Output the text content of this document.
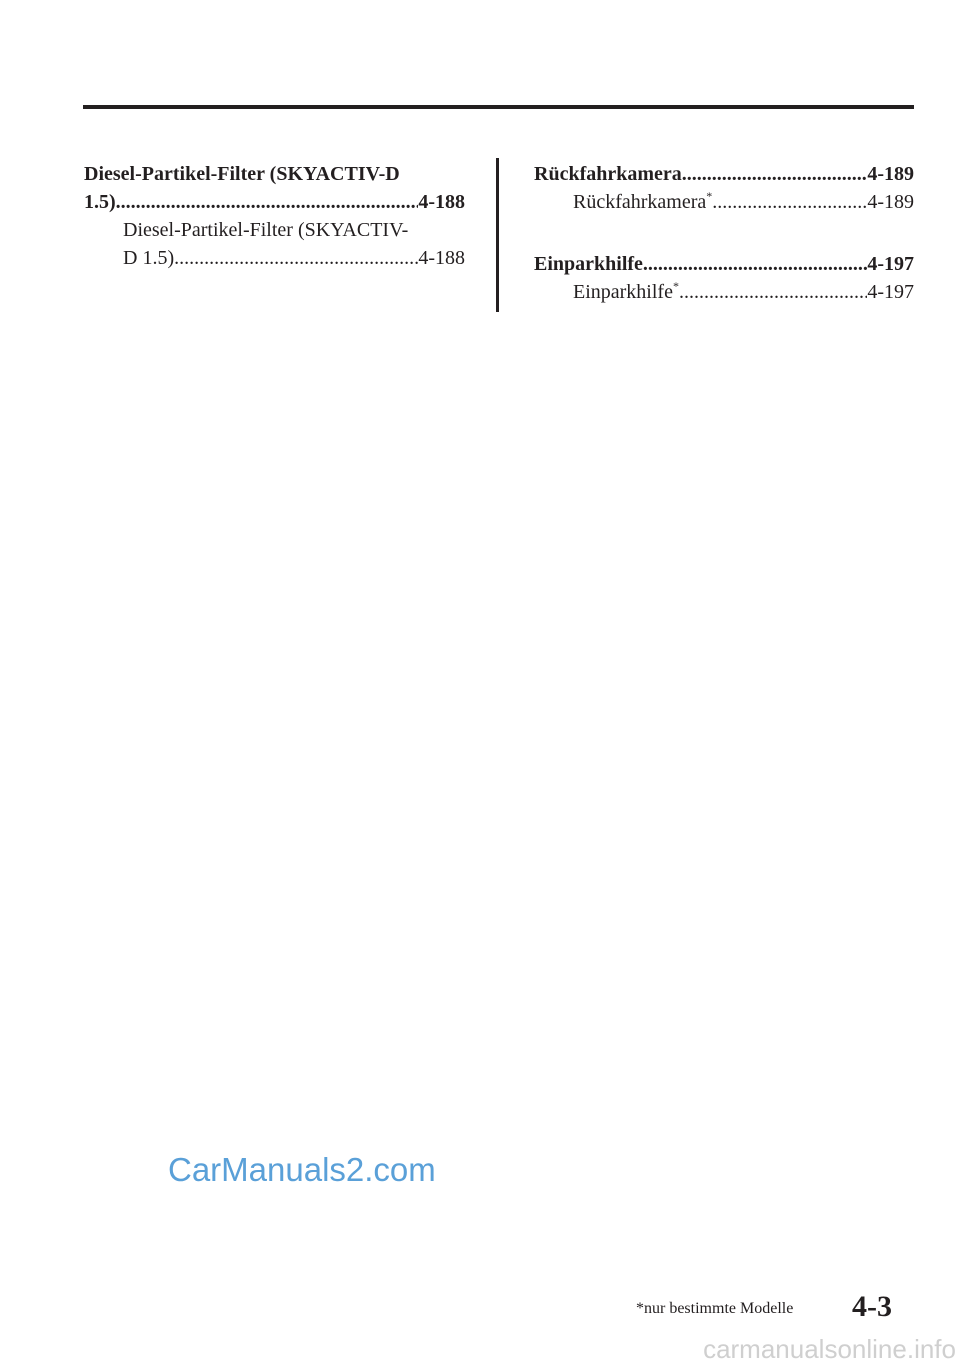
Diesel-Partikel-Filter (SKYACTIV-D
1.5) .....	4-188
Diesel-Partikel-Filter (SKYACTIV-
D 1.5) .....	4-188
Rückfahrkamera .....	4-189
Rückfahrkamera* .....	4-189
Einparkhilfe .....	4-197
Einparkhilfe* .....	4-197
CarManuals2.com
*nur bestimmte Modelle 4-3
carmanualsonline.info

▬▬▬

*REQUIRED WORK*:
Out of the preceding entries, pull every line containing the string "Filter".

*ANSWER FOR THE TASK*:
Diesel-Partikel-Filter (SKYACTIV-D
Diesel-Partikel-Filter (SKYACTIV-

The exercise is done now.